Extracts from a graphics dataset
::::
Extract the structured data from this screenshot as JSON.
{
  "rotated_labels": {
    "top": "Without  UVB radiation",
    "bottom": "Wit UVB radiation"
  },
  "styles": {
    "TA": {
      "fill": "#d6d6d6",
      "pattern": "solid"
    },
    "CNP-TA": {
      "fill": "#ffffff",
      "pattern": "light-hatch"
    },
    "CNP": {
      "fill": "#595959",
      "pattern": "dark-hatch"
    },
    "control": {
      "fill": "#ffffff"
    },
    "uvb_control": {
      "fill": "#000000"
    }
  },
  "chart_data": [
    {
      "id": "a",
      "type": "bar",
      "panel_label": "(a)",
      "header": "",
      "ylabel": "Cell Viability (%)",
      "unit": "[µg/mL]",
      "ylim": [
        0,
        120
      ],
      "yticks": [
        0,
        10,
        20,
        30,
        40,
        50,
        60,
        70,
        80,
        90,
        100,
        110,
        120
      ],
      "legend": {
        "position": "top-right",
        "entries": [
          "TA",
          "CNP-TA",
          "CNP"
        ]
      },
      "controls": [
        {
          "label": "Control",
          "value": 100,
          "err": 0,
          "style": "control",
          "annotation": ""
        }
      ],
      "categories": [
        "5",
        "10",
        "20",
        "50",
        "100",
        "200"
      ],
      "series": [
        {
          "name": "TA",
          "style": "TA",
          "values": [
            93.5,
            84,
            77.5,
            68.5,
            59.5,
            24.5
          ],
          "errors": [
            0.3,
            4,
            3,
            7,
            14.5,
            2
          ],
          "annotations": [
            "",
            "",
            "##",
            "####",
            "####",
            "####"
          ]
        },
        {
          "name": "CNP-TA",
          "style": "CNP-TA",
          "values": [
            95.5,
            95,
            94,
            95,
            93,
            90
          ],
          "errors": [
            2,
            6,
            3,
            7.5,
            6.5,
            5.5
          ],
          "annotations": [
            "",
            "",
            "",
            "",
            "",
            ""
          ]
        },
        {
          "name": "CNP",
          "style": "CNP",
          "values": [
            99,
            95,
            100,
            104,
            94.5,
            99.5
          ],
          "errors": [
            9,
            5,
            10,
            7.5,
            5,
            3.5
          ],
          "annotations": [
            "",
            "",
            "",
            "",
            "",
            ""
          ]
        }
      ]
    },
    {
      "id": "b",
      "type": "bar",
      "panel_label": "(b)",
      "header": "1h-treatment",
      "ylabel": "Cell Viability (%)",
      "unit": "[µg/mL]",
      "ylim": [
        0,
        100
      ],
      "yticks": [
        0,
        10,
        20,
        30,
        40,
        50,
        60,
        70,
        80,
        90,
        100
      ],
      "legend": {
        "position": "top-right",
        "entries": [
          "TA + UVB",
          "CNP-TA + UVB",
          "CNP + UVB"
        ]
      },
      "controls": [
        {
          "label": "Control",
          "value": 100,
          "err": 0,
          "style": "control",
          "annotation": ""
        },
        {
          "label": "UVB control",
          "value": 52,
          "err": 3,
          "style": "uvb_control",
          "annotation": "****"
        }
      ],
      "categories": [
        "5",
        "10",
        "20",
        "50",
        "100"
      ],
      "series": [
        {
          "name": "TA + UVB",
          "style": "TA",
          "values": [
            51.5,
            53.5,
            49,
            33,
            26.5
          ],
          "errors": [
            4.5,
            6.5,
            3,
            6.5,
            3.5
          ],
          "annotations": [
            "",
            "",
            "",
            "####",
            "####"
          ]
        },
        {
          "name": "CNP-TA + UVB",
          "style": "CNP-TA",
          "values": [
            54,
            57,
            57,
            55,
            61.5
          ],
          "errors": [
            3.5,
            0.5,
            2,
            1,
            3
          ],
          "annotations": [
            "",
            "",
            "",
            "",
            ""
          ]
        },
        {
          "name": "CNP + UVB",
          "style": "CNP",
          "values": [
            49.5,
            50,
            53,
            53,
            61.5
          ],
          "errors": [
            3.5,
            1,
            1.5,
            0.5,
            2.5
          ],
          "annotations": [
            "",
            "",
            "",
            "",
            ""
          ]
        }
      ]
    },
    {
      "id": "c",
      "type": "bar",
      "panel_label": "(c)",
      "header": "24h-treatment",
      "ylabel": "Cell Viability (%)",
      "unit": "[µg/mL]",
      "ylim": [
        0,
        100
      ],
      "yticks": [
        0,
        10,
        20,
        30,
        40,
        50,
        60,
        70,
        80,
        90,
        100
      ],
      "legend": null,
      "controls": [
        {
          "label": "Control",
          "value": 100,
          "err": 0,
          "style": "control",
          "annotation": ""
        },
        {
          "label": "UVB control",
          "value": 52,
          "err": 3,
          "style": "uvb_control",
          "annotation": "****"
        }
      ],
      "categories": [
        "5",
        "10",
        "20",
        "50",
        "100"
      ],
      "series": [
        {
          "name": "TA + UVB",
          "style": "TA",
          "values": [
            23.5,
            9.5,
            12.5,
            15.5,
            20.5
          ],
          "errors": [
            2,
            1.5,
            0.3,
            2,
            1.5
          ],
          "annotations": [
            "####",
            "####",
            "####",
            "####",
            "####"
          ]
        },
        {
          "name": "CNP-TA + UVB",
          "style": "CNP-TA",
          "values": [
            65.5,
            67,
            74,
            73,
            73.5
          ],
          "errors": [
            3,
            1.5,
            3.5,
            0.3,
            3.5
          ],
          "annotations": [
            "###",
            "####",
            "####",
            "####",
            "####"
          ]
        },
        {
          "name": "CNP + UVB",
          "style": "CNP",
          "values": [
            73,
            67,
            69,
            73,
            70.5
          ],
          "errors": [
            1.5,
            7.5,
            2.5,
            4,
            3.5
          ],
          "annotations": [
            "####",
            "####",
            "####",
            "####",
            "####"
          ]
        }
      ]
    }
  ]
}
::::
§ **AIM OF THE EXERCISE**: Copy out each line of the entries that holds "hatch".

§ **RESPONSE TO THIS EXERCISE**:
      "pattern": "light-hatch"
      "pattern": "dark-hatch"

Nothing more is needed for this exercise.